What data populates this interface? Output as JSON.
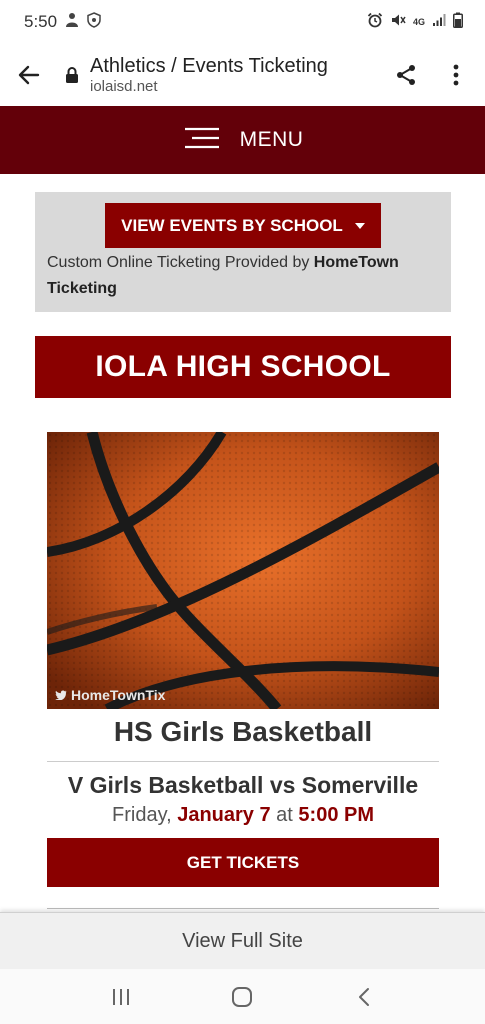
{
  "status_bar": {
    "time": "5:50",
    "icons_left": [
      "person-icon",
      "shield-icon"
    ],
    "icons_right": [
      "alarm-icon",
      "mute-icon",
      "4g-icon",
      "signal-icon",
      "battery-icon"
    ],
    "network": "4G"
  },
  "browser": {
    "page_title": "Athletics / Events Ticketing",
    "domain": "iolaisd.net"
  },
  "nav": {
    "menu_label": "MENU"
  },
  "school_selector": {
    "button_label": "VIEW EVENTS BY SCHOOL",
    "provider_prefix": "Custom Online Ticketing Provided by ",
    "provider_name": "HomeTown Ticketing"
  },
  "school": {
    "name": "IOLA HIGH SCHOOL"
  },
  "event": {
    "image_watermark": "HomeTownTix",
    "category": "HS Girls Basketball",
    "title": "V Girls Basketball vs Somerville",
    "day": "Friday,",
    "date": "January 7",
    "at_word": "at",
    "time": "5:00 PM",
    "button_label": "GET TICKETS"
  },
  "footer": {
    "full_site_label": "View Full Site"
  },
  "colors": {
    "menu_bar": "#630009",
    "accent": "#8a0000",
    "gray_box": "#d9d9d9"
  }
}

§ **Set task**
Give a single number: the count of lines above that include the word "Girls".

§ **Output for this task**
2